§ Objective:
Copy out all of the data below with no alterations.

(Records)
* * * * *

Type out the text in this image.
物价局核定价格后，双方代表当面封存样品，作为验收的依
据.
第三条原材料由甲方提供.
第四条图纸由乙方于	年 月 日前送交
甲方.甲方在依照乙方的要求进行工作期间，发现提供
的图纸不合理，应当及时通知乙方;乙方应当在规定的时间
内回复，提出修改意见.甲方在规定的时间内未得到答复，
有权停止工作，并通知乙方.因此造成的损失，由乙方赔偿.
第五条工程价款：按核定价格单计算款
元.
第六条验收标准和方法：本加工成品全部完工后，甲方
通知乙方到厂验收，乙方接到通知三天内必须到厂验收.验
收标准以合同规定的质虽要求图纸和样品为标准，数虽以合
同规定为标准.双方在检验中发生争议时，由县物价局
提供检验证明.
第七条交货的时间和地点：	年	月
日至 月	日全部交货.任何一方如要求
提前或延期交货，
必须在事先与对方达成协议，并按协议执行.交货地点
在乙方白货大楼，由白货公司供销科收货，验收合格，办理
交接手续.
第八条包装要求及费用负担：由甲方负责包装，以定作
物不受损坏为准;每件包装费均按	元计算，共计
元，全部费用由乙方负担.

* * * * *

§ Result below:
Type out the text in this image.
物价局核定价格后，双方代表当面封存样品，作为验收的依
据.
第三条原材料由甲方提供.
第四条图纸由乙方于	年 月 日前送交
甲方.甲方在依照乙方的要求进行工作期间，发现提供
的图纸不合理，应当及时通知乙方;乙方应当在规定的时间
内回复，提出修改意见.甲方在规定的时间内未得到答复，
有权停止工作，并通知乙方.因此造成的损失，由乙方赔偿.
第五条工程价款：按核定价格单计算款
元.
第六条验收标准和方法：本加工成品全部完工后，甲方
通知乙方到厂验收，乙方接到通知三天内必须到厂验收.验
收标准以合同规定的质虽要求图纸和样品为标准，数虽以合
同规定为标准.双方在检验中发生争议时，由县物价局
提供检验证明.
第七条交货的时间和地点：	年	月
日至 月	日全部交货.任何一方如要求
提前或延期交货，
必须在事先与对方达成协议，并按协议执行.交货地点
在乙方白货大楼，由白货公司供销科收货，验收合格，办理
交接手续.
第八条包装要求及费用负担：由甲方负责包装，以定作
物不受损坏为准;每件包装费均按	元计算，共计
元，全部费用由乙方负担.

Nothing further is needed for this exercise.